> [Goal]:
Write out all of the lines below, exactly and completely.

> [Information provided]:

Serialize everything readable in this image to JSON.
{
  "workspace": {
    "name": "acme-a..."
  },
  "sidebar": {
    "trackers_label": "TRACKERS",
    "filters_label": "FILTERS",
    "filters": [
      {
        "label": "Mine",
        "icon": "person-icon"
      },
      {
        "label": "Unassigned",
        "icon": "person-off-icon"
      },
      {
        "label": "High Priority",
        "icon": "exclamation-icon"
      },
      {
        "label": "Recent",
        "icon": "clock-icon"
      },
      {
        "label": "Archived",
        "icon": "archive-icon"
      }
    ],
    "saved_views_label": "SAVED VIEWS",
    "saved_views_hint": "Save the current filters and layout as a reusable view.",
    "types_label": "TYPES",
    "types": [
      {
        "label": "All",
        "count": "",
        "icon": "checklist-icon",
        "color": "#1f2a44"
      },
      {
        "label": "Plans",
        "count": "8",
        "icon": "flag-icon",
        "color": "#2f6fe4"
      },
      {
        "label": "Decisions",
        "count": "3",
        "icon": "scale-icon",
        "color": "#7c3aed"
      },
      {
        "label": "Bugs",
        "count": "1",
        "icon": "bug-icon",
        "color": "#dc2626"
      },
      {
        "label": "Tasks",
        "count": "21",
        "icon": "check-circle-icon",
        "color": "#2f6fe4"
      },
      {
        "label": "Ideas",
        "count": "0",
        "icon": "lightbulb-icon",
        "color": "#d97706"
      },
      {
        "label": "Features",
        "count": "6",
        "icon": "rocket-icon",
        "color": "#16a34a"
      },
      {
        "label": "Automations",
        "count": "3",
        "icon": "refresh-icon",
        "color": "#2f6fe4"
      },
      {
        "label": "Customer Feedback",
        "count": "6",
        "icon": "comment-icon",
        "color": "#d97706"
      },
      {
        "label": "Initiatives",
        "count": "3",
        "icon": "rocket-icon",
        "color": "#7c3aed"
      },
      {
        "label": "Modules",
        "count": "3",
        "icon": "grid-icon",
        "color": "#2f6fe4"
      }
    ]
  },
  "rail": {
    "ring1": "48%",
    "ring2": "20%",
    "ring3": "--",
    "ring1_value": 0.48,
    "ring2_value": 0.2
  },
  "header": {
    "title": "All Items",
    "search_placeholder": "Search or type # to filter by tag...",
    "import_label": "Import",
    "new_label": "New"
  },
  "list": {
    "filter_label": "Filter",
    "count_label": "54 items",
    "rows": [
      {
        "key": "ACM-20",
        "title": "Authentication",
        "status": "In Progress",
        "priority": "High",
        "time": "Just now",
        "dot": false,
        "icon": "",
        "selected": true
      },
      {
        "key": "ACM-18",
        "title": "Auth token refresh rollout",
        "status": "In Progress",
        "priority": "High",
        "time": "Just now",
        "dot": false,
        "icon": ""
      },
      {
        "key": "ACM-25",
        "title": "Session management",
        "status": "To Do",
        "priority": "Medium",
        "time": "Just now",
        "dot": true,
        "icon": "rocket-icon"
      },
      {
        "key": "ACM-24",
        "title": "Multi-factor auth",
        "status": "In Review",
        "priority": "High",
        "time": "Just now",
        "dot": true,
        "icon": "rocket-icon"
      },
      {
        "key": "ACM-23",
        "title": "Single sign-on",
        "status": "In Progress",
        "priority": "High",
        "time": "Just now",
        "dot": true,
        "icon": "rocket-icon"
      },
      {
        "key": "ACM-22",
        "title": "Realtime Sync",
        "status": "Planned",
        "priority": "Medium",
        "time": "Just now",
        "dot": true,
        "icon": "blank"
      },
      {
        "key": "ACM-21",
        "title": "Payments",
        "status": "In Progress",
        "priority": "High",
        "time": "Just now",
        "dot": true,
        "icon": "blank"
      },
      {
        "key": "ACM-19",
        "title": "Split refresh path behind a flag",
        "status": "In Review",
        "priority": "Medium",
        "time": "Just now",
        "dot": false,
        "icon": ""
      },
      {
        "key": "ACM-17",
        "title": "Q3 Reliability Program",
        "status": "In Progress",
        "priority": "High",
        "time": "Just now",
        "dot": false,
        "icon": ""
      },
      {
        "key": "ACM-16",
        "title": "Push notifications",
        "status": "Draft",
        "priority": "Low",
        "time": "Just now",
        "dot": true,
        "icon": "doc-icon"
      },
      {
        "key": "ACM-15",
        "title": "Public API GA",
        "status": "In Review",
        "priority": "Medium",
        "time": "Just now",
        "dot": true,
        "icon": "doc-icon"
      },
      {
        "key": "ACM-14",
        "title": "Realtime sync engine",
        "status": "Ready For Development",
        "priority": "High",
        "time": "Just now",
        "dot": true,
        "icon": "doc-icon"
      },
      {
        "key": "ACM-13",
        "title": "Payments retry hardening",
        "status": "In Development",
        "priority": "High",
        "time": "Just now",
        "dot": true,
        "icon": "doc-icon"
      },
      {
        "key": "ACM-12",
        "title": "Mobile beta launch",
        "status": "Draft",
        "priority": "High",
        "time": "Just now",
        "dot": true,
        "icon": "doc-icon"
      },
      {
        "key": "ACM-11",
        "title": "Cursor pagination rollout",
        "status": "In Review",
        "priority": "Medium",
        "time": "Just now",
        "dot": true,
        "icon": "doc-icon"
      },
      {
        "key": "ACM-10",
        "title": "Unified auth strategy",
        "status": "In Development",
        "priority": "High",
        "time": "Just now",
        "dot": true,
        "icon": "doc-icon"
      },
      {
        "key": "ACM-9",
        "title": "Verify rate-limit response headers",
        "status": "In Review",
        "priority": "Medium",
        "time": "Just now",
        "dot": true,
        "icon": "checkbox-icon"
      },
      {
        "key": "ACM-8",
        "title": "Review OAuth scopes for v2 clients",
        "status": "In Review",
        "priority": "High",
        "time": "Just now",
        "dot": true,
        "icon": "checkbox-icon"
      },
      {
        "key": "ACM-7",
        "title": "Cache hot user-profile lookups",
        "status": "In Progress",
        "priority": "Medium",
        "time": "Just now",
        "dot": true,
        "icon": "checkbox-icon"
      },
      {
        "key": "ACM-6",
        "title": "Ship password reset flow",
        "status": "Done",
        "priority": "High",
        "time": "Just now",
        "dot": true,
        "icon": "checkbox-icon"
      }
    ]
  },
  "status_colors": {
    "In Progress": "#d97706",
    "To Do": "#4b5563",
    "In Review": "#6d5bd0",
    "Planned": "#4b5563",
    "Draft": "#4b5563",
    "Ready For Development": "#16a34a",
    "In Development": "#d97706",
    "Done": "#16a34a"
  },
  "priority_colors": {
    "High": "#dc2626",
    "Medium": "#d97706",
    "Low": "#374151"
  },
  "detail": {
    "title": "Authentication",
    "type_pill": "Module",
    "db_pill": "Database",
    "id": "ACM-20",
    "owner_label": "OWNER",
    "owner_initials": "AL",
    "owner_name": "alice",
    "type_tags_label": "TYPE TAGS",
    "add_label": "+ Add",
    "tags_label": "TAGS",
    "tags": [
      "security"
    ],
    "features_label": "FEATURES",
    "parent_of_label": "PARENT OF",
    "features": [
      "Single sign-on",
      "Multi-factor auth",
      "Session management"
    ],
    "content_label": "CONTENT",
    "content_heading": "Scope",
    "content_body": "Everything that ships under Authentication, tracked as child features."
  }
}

> [Finished answer]:
Serialize everything readable in this image to JSON.
{
  "workspace": {
    "name": "acme-a..."
  },
  "sidebar": {
    "trackers_label": "TRACKERS",
    "filters_label": "FILTERS",
    "filters": [
      {
        "label": "Mine",
        "icon": "person-icon"
      },
      {
        "label": "Unassigned",
        "icon": "person-off-icon"
      },
      {
        "label": "High Priority",
        "icon": "exclamation-icon"
      },
      {
        "label": "Recent",
        "icon": "clock-icon"
      },
      {
        "label": "Archived",
        "icon": "archive-icon"
      }
    ],
    "saved_views_label": "SAVED VIEWS",
    "saved_views_hint": "Save the current filters and layout as a reusable view.",
    "types_label": "TYPES",
    "types": [
      {
        "label": "All",
        "count": "",
        "icon": "checklist-icon",
        "color": "#1f2a44"
      },
      {
        "label": "Plans",
        "count": "8",
        "icon": "flag-icon",
        "color": "#2f6fe4"
      },
      {
        "label": "Decisions",
        "count": "3",
        "icon": "scale-icon",
        "color": "#7c3aed"
      },
      {
        "label": "Bugs",
        "count": "1",
        "icon": "bug-icon",
        "color": "#dc2626"
      },
      {
        "label": "Tasks",
        "count": "21",
        "icon": "check-circle-icon",
        "color": "#2f6fe4"
      },
      {
        "label": "Ideas",
        "count": "0",
        "icon": "lightbulb-icon",
        "color": "#d97706"
      },
      {
        "label": "Features",
        "count": "6",
        "icon": "rocket-icon",
        "color": "#16a34a"
      },
      {
        "label": "Automations",
        "count": "3",
        "icon": "refresh-icon",
        "color": "#2f6fe4"
      },
      {
        "label": "Customer Feedback",
        "count": "6",
        "icon": "comment-icon",
        "color": "#d97706"
      },
      {
        "label": "Initiatives",
        "count": "3",
        "icon": "rocket-icon",
        "color": "#7c3aed"
      },
      {
        "label": "Modules",
        "count": "3",
        "icon": "grid-icon",
        "color": "#2f6fe4"
      }
    ]
  },
  "rail": {
    "ring1": "48%",
    "ring2": "20%",
    "ring3": "--",
    "ring1_value": 0.48,
    "ring2_value": 0.2
  },
  "header": {
    "title": "All Items",
    "search_placeholder": "Search or type # to filter by tag...",
    "import_label": "Import",
    "new_label": "New"
  },
  "list": {
    "filter_label": "Filter",
    "count_label": "54 items",
    "rows": [
      {
        "key": "ACM-20",
        "title": "Authentication",
        "status": "In Progress",
        "priority": "High",
        "time": "Just now",
        "dot": false,
        "icon": "",
        "selected": true
      },
      {
        "key": "ACM-18",
        "title": "Auth token refresh rollout",
        "status": "In Progress",
        "priority": "High",
        "time": "Just now",
        "dot": false,
        "icon": ""
      },
      {
        "key": "ACM-25",
        "title": "Session management",
        "status": "To Do",
        "priority": "Medium",
        "time": "Just now",
        "dot": true,
        "icon": "rocket-icon"
      },
      {
        "key": "ACM-24",
        "title": "Multi-factor auth",
        "status": "In Review",
        "priority": "High",
        "time": "Just now",
        "dot": true,
        "icon": "rocket-icon"
      },
      {
        "key": "ACM-23",
        "title": "Single sign-on",
        "status": "In Progress",
        "priority": "High",
        "time": "Just now",
        "dot": true,
        "icon": "rocket-icon"
      },
      {
        "key": "ACM-22",
        "title": "Realtime Sync",
        "status": "Planned",
        "priority": "Medium",
        "time": "Just now",
        "dot": true,
        "icon": "blank"
      },
      {
        "key": "ACM-21",
        "title": "Payments",
        "status": "In Progress",
        "priority": "High",
        "time": "Just now",
        "dot": true,
        "icon": "blank"
      },
      {
        "key": "ACM-19",
        "title": "Split refresh path behind a flag",
        "status": "In Review",
        "priority": "Medium",
        "time": "Just now",
        "dot": false,
        "icon": ""
      },
      {
        "key": "ACM-17",
        "title": "Q3 Reliability Program",
        "status": "In Progress",
        "priority": "High",
        "time": "Just now",
        "dot": false,
        "icon": ""
      },
      {
        "key": "ACM-16",
        "title": "Push notifications",
        "status": "Draft",
        "priority": "Low",
        "time": "Just now",
        "dot": true,
        "icon": "doc-icon"
      },
      {
        "key": "ACM-15",
        "title": "Public API GA",
        "status": "In Review",
        "priority": "Medium",
        "time": "Just now",
        "dot": true,
        "icon": "doc-icon"
      },
      {
        "key": "ACM-14",
        "title": "Realtime sync engine",
        "status": "Ready For Development",
        "priority": "High",
        "time": "Just now",
        "dot": true,
        "icon": "doc-icon"
      },
      {
        "key": "ACM-13",
        "title": "Payments retry hardening",
        "status": "In Development",
        "priority": "High",
        "time": "Just now",
        "dot": true,
        "icon": "doc-icon"
      },
      {
        "key": "ACM-12",
        "title": "Mobile beta launch",
        "status": "Draft",
        "priority": "High",
        "time": "Just now",
        "dot": true,
        "icon": "doc-icon"
      },
      {
        "key": "ACM-11",
        "title": "Cursor pagination rollout",
        "status": "In Review",
        "priority": "Medium",
        "time": "Just now",
        "dot": true,
        "icon": "doc-icon"
      },
      {
        "key": "ACM-10",
        "title": "Unified auth strategy",
        "status": "In Development",
        "priority": "High",
        "time": "Just now",
        "dot": true,
        "icon": "doc-icon"
      },
      {
        "key": "ACM-9",
        "title": "Verify rate-limit response headers",
        "status": "In Review",
        "priority": "Medium",
        "time": "Just now",
        "dot": true,
        "icon": "checkbox-icon"
      },
      {
        "key": "ACM-8",
        "title": "Review OAuth scopes for v2 clients",
        "status": "In Review",
        "priority": "High",
        "time": "Just now",
        "dot": true,
        "icon": "checkbox-icon"
      },
      {
        "key": "ACM-7",
        "title": "Cache hot user-profile lookups",
        "status": "In Progress",
        "priority": "Medium",
        "time": "Just now",
        "dot": true,
        "icon": "checkbox-icon"
      },
      {
        "key": "ACM-6",
        "title": "Ship password reset flow",
        "status": "Done",
        "priority": "High",
        "time": "Just now",
        "dot": true,
        "icon": "checkbox-icon"
      }
    ]
  },
  "status_colors": {
    "In Progress": "#d97706",
    "To Do": "#4b5563",
    "In Review": "#6d5bd0",
    "Planned": "#4b5563",
    "Draft": "#4b5563",
    "Ready For Development": "#16a34a",
    "In Development": "#d97706",
    "Done": "#16a34a"
  },
  "priority_colors": {
    "High": "#dc2626",
    "Medium": "#d97706",
    "Low": "#374151"
  },
  "detail": {
    "title": "Authentication",
    "type_pill": "Module",
    "db_pill": "Database",
    "id": "ACM-20",
    "owner_label": "OWNER",
    "owner_initials": "AL",
    "owner_name": "alice",
    "type_tags_label": "TYPE TAGS",
    "add_label": "+ Add",
    "tags_label": "TAGS",
    "tags": [
      "security"
    ],
    "features_label": "FEATURES",
    "parent_of_label": "PARENT OF",
    "features": [
      "Single sign-on",
      "Multi-factor auth",
      "Session management"
    ],
    "content_label": "CONTENT",
    "content_heading": "Scope",
    "content_body": "Everything that ships under Authentication, tracked as child features."
  }
}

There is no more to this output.